Stated task – Print the part of the material that opens with the line containing "List UI elements" and closes with the line containing "y-axis-title: Distance moved (m) [1405,162,1445,500]", copying every line verbatim and leaving the pictures out.

Task input –
● ● ● ● ● ● ●

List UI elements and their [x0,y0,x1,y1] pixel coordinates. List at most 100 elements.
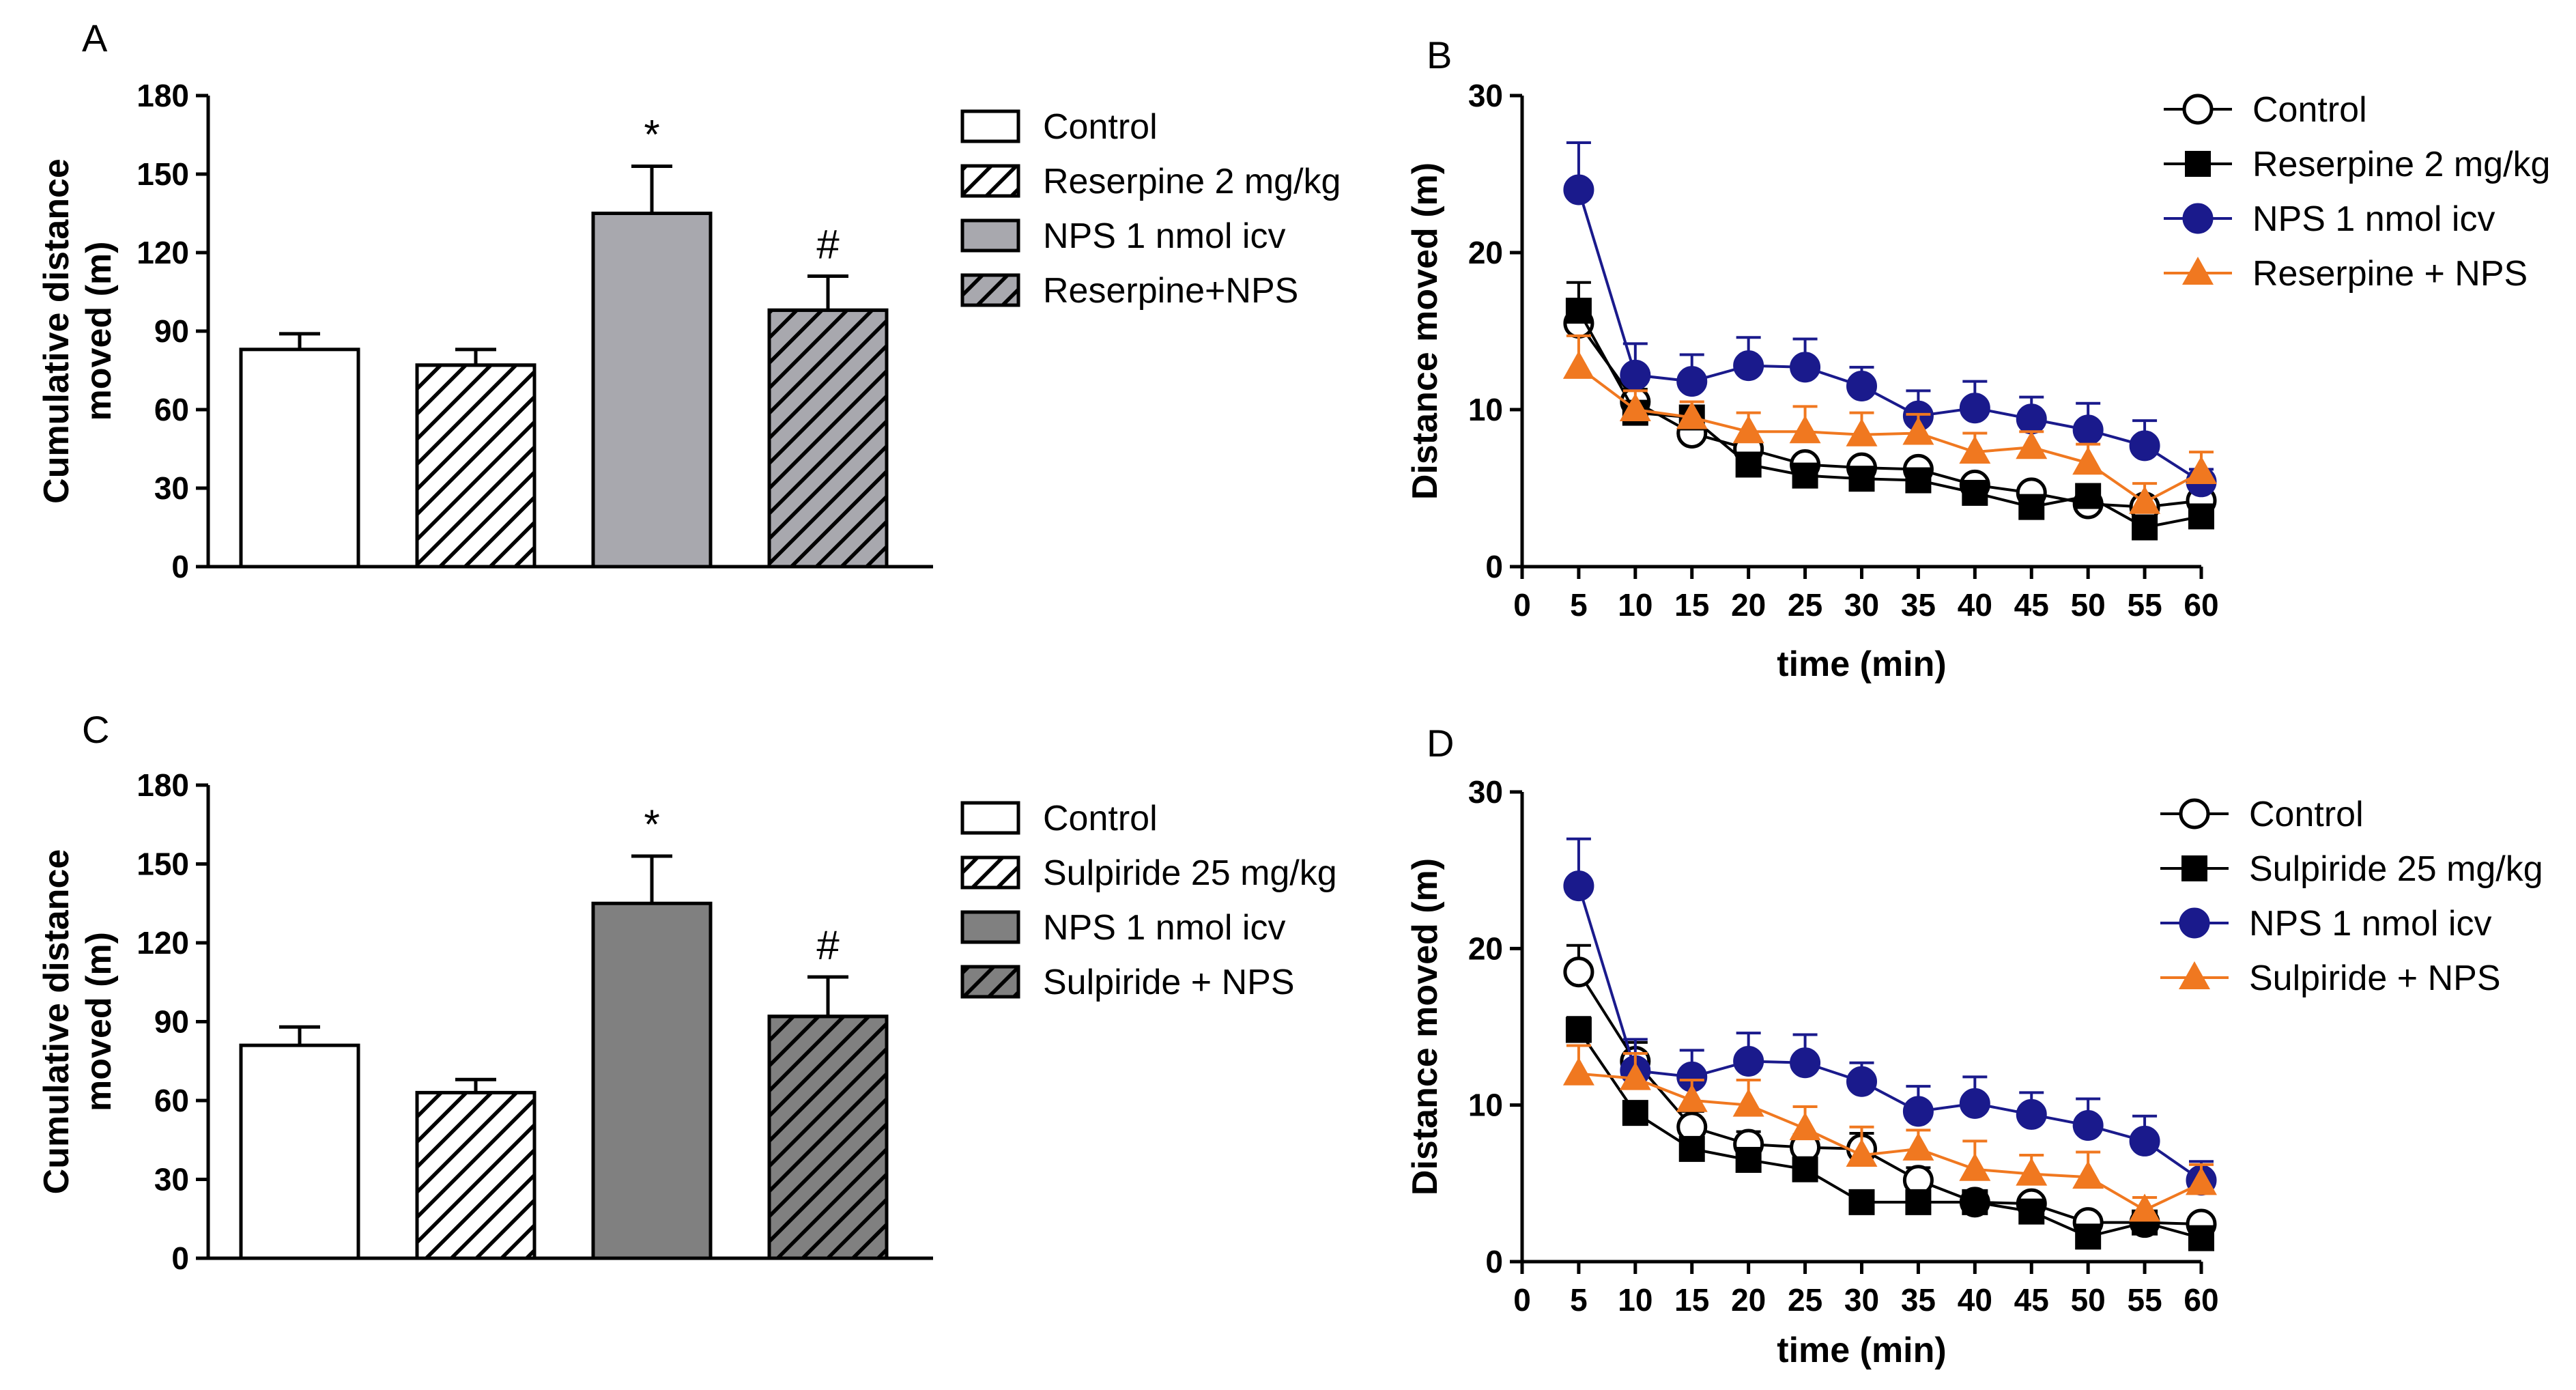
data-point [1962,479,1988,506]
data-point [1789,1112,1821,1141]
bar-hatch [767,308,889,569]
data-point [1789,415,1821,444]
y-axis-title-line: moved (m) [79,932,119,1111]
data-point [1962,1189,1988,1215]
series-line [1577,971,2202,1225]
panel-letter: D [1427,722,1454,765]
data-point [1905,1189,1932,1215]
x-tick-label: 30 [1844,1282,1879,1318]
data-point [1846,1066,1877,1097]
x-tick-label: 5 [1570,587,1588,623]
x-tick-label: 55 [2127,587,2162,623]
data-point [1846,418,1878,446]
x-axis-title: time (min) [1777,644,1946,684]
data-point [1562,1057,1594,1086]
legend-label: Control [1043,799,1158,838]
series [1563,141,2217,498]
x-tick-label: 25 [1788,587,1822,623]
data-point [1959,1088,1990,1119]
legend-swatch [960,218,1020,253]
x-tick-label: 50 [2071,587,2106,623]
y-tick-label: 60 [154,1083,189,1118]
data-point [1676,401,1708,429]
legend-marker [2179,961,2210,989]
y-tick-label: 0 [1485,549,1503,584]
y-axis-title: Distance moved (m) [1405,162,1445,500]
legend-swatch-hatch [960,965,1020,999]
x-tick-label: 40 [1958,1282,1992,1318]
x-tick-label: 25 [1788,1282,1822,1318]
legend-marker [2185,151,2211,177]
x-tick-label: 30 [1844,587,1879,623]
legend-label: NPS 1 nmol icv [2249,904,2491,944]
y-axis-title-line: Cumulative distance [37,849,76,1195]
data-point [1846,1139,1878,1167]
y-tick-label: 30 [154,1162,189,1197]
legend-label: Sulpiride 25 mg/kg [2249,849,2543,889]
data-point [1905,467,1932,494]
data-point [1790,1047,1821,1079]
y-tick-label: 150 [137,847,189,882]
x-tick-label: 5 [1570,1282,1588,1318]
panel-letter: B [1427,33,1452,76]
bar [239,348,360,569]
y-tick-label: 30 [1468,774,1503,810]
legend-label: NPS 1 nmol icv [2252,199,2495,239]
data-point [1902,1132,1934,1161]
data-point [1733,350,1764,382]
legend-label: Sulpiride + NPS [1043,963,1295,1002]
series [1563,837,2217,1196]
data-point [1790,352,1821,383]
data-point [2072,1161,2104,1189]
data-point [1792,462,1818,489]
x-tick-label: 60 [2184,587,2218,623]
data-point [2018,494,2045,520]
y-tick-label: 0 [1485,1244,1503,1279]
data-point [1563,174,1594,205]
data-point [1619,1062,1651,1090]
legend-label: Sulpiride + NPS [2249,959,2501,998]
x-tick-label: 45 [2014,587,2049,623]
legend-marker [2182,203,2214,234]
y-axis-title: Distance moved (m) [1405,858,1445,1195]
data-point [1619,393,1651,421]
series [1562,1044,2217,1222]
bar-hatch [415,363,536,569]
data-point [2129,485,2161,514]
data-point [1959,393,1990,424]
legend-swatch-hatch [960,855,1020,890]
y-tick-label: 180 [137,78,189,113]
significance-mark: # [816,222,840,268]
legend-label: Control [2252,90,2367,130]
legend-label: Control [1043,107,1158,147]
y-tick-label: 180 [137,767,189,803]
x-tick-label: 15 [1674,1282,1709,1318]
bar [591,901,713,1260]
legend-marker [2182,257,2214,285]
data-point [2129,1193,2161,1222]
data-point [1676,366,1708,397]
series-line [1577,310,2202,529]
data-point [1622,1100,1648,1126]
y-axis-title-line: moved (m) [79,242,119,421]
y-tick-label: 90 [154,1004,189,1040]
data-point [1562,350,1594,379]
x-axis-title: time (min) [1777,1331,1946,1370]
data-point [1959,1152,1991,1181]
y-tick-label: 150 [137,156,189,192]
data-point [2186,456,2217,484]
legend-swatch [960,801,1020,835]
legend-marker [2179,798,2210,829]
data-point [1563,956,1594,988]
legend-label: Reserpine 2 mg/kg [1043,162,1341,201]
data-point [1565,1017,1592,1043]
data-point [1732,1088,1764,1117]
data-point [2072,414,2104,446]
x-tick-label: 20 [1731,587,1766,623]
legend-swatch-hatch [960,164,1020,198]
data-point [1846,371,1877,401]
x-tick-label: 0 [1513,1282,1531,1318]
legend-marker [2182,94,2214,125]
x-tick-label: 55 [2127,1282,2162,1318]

● ● ● ● ● ● ●

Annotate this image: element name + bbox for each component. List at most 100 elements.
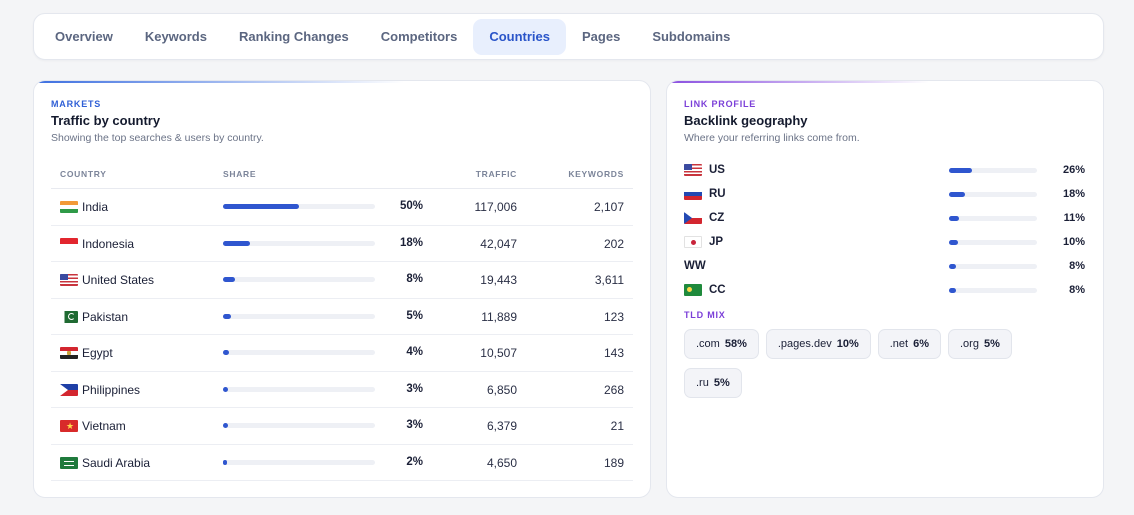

● ● ● ● ● ● ●

The response –
List UI elements and their [x0,y0,x1,y1] pixel coordinates. List at most 100 elements.
data-point [1962,479,1988,506]
data-point [1789,1112,1821,1141]
bar-hatch [767,308,889,569]
data-point [1789,415,1821,444]
y-axis-title-line: moved (m) [79,932,119,1111]
data-point [1962,1189,1988,1215]
series-line [1577,971,2202,1225]
panel-letter: D [1427,722,1454,765]
data-point [1905,1189,1932,1215]
x-tick-label: 30 [1844,1282,1879,1318]
data-point [1846,1066,1877,1097]
x-tick-label: 5 [1570,587,1588,623]
x-tick-label: 55 [2127,587,2162,623]
data-point [1846,418,1878,446]
x-axis-title: time (min) [1777,644,1946,684]
data-point [1562,1057,1594,1086]
legend-label: Control [1043,799,1158,838]
series [1563,141,2217,498]
x-tick-label: 25 [1788,587,1822,623]
data-point [1959,1088,1990,1119]
legend-swatch [960,218,1020,253]
x-tick-label: 50 [2071,587,2106,623]
y-tick-label: 60 [154,1083,189,1118]
data-point [1676,401,1708,429]
legend-marker [2179,961,2210,989]
y-tick-label: 0 [1485,549,1503,584]
y-axis-title: Distance moved (m) [1405,162,1445,500]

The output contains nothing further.